• _Problem requirements_
Each entry below is to be printed verbatim.

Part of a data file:
****
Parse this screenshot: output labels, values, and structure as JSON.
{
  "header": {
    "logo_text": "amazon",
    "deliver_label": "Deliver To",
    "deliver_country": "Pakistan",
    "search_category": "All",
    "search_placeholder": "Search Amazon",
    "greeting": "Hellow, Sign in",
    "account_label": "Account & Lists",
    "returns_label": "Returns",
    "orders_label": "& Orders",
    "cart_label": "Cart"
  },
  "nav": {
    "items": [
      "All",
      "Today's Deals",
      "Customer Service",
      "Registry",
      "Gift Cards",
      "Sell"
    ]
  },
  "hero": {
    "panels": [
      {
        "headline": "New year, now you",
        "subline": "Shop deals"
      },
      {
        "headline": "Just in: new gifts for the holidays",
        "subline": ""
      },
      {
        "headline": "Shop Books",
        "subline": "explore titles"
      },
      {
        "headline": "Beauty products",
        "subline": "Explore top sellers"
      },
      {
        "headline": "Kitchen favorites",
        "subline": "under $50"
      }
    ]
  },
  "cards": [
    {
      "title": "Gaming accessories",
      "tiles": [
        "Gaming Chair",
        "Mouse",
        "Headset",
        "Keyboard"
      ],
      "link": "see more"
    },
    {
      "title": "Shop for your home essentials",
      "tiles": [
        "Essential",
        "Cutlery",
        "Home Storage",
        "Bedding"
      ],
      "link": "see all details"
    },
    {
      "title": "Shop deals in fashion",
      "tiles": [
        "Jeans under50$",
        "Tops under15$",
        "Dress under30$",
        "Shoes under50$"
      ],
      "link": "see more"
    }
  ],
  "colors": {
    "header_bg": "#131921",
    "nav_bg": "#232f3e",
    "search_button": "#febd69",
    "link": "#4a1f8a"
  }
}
****
• _Answer to this problem_
Parse this screenshot: output labels, values, and structure as JSON.
{
  "header": {
    "logo_text": "amazon",
    "deliver_label": "Deliver To",
    "deliver_country": "Pakistan",
    "search_category": "All",
    "search_placeholder": "Search Amazon",
    "greeting": "Hellow, Sign in",
    "account_label": "Account & Lists",
    "returns_label": "Returns",
    "orders_label": "& Orders",
    "cart_label": "Cart"
  },
  "nav": {
    "items": [
      "All",
      "Today's Deals",
      "Customer Service",
      "Registry",
      "Gift Cards",
      "Sell"
    ]
  },
  "hero": {
    "panels": [
      {
        "headline": "New year, now you",
        "subline": "Shop deals"
      },
      {
        "headline": "Just in: new gifts for the holidays",
        "subline": ""
      },
      {
        "headline": "Shop Books",
        "subline": "explore titles"
      },
      {
        "headline": "Beauty products",
        "subline": "Explore top sellers"
      },
      {
        "headline": "Kitchen favorites",
        "subline": "under $50"
      }
    ]
  },
  "cards": [
    {
      "title": "Gaming accessories",
      "tiles": [
        "Gaming Chair",
        "Mouse",
        "Headset",
        "Keyboard"
      ],
      "link": "see more"
    },
    {
      "title": "Shop for your home essentials",
      "tiles": [
        "Essential",
        "Cutlery",
        "Home Storage",
        "Bedding"
      ],
      "link": "see all details"
    },
    {
      "title": "Shop deals in fashion",
      "tiles": [
        "Jeans under50$",
        "Tops under15$",
        "Dress under30$",
        "Shoes under50$"
      ],
      "link": "see more"
    }
  ],
  "colors": {
    "header_bg": "#131921",
    "nav_bg": "#232f3e",
    "search_button": "#febd69",
    "link": "#4a1f8a"
  }
}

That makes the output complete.